## Short problem
Below are the records. List every line holding the word "Overlay".

(Records from a dataset)

— BEGIN —

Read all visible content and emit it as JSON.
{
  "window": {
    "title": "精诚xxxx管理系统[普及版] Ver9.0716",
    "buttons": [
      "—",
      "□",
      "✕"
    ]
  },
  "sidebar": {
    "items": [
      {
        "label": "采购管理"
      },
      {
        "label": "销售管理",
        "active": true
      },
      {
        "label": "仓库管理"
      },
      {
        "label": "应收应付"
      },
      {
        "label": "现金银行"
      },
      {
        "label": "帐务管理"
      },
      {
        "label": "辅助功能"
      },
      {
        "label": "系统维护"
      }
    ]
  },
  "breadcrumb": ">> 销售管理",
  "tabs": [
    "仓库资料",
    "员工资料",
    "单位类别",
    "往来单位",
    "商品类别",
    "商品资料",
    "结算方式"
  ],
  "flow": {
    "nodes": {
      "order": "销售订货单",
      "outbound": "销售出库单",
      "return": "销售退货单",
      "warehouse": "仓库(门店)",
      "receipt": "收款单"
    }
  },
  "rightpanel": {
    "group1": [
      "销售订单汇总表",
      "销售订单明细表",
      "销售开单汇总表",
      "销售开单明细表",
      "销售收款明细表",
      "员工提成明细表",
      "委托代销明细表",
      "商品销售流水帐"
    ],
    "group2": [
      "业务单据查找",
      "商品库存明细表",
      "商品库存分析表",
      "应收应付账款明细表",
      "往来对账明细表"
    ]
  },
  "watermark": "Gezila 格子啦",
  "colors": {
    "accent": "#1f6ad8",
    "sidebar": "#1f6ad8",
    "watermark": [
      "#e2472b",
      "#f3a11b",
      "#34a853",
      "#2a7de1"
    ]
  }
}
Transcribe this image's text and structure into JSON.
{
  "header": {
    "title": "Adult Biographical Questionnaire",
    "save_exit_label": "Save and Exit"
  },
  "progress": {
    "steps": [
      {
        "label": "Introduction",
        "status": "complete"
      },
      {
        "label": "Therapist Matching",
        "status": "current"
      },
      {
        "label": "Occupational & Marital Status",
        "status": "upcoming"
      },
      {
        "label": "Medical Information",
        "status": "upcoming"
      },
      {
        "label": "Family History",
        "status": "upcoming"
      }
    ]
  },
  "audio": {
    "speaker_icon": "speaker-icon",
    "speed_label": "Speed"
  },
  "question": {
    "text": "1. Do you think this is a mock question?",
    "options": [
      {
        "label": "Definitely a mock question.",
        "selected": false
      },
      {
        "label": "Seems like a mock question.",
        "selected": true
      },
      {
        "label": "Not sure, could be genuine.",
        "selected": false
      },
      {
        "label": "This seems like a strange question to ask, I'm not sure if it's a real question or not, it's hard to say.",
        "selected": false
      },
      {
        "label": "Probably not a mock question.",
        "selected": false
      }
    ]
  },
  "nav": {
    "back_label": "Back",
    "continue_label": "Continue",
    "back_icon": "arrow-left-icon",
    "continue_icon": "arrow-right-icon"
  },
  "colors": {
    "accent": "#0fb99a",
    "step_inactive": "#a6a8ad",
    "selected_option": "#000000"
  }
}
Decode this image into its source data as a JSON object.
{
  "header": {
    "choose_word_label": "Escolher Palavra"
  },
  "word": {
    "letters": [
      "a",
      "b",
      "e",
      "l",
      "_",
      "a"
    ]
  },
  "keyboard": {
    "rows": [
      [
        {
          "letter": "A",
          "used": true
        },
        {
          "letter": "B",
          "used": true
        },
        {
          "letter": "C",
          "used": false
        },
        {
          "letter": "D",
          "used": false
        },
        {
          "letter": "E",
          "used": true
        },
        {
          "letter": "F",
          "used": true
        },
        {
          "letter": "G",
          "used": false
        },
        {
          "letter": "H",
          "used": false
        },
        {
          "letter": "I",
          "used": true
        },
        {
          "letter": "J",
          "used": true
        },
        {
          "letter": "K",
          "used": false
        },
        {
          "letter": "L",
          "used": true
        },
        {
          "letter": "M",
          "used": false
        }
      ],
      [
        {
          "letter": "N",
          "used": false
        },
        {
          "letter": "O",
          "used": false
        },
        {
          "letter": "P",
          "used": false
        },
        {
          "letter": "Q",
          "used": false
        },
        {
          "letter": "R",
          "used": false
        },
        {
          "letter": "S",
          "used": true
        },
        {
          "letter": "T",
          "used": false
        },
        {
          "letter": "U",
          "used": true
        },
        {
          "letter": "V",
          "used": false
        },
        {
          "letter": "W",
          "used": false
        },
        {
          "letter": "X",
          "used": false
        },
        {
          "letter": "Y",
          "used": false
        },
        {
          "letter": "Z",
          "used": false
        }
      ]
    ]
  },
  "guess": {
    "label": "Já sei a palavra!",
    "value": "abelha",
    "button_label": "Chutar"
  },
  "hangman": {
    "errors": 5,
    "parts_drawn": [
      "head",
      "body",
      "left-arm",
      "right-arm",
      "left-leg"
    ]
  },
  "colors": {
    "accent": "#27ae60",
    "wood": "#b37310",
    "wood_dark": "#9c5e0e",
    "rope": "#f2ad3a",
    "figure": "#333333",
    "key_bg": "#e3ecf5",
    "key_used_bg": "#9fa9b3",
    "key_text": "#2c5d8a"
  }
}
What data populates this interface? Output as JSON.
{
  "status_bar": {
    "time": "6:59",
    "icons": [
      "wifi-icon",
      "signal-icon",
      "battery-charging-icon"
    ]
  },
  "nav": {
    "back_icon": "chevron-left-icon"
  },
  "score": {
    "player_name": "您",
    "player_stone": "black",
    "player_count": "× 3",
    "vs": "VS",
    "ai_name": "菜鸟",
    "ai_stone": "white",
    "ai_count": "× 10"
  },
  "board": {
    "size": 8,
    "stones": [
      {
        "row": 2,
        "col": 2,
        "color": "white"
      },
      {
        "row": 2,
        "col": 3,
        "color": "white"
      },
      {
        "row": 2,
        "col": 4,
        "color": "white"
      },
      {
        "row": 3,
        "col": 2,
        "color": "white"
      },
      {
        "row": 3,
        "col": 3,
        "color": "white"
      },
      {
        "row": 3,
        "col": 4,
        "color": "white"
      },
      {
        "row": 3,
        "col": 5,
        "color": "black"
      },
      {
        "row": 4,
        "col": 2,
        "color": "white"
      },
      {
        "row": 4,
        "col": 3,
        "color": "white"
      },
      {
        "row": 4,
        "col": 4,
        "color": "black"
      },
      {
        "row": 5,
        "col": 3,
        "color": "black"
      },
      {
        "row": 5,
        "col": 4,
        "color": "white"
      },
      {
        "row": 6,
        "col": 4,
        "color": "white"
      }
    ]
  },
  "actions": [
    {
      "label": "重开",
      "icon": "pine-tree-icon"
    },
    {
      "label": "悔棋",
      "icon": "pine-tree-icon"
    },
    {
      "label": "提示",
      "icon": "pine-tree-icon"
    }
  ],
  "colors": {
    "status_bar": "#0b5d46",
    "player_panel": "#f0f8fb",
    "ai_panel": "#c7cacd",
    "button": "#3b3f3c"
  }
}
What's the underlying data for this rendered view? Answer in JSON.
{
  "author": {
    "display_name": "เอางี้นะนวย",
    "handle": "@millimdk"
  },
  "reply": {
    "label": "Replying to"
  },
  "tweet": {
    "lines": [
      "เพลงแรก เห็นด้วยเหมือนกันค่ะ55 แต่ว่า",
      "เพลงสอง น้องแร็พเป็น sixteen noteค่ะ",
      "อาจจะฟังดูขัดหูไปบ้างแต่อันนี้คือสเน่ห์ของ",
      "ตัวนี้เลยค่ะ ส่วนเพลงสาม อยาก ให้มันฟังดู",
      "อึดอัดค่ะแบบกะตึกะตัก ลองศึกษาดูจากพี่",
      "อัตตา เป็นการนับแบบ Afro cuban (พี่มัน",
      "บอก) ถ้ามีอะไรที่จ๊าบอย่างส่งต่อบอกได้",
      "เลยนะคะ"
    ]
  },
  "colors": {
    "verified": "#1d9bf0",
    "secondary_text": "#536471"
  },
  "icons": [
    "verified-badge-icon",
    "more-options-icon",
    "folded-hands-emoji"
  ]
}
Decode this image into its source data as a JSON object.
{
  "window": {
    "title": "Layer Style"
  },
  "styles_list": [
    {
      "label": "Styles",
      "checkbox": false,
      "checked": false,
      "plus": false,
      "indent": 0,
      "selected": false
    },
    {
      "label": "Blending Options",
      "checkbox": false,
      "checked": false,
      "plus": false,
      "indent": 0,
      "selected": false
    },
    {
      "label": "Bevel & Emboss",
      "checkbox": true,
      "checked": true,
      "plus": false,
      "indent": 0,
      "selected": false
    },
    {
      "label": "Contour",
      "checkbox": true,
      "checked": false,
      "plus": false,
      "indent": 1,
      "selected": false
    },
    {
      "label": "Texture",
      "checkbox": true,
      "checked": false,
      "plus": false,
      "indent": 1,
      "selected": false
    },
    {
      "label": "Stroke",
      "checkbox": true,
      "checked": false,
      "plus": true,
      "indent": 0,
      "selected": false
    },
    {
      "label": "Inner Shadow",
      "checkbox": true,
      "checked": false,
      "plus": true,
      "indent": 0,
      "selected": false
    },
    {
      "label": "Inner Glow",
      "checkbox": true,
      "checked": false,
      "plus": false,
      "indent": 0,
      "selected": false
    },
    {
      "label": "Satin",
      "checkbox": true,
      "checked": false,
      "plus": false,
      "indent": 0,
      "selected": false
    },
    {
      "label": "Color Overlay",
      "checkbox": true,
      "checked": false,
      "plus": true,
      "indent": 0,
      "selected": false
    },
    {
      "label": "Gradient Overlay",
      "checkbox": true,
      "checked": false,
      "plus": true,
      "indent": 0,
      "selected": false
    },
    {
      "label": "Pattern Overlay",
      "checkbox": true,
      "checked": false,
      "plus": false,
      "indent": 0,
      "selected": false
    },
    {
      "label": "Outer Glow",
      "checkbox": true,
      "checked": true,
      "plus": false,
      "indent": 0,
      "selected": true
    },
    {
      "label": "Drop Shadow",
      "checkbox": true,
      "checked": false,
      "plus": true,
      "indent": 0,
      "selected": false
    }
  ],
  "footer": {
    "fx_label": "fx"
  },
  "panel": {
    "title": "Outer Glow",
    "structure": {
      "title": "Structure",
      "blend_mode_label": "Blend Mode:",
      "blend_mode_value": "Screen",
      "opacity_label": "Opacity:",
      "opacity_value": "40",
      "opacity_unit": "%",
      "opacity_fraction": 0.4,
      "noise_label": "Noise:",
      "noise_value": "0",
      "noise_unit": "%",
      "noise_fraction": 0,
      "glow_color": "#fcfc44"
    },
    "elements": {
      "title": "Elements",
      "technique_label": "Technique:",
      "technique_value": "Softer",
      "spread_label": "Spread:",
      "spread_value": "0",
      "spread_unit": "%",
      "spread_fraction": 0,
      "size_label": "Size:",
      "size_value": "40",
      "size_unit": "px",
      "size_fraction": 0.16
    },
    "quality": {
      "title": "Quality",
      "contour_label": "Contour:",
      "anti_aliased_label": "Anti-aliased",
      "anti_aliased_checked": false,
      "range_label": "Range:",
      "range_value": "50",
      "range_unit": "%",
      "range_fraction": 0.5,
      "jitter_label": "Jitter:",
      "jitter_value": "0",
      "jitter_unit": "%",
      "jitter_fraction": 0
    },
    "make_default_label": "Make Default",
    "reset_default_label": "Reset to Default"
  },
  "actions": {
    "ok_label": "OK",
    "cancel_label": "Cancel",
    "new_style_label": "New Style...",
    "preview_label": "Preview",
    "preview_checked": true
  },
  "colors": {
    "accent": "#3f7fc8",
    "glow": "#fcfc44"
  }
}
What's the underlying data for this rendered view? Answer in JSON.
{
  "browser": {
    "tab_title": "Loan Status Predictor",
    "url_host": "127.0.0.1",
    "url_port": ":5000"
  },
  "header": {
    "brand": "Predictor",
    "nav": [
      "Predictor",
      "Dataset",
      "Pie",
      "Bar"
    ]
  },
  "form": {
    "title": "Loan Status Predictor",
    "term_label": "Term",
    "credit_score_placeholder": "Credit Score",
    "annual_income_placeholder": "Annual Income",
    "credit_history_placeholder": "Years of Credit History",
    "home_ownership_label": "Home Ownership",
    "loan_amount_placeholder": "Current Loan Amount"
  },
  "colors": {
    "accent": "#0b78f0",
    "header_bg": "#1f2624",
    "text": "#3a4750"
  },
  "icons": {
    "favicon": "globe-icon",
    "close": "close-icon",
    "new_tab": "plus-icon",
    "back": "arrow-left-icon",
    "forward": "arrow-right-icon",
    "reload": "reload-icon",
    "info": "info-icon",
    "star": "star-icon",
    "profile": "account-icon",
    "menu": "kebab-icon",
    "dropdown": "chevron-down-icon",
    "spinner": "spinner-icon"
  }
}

— END —

## Full answer
      "label": "Color Overlay",
      "label": "Gradient Overlay",
      "label": "Pattern Overlay",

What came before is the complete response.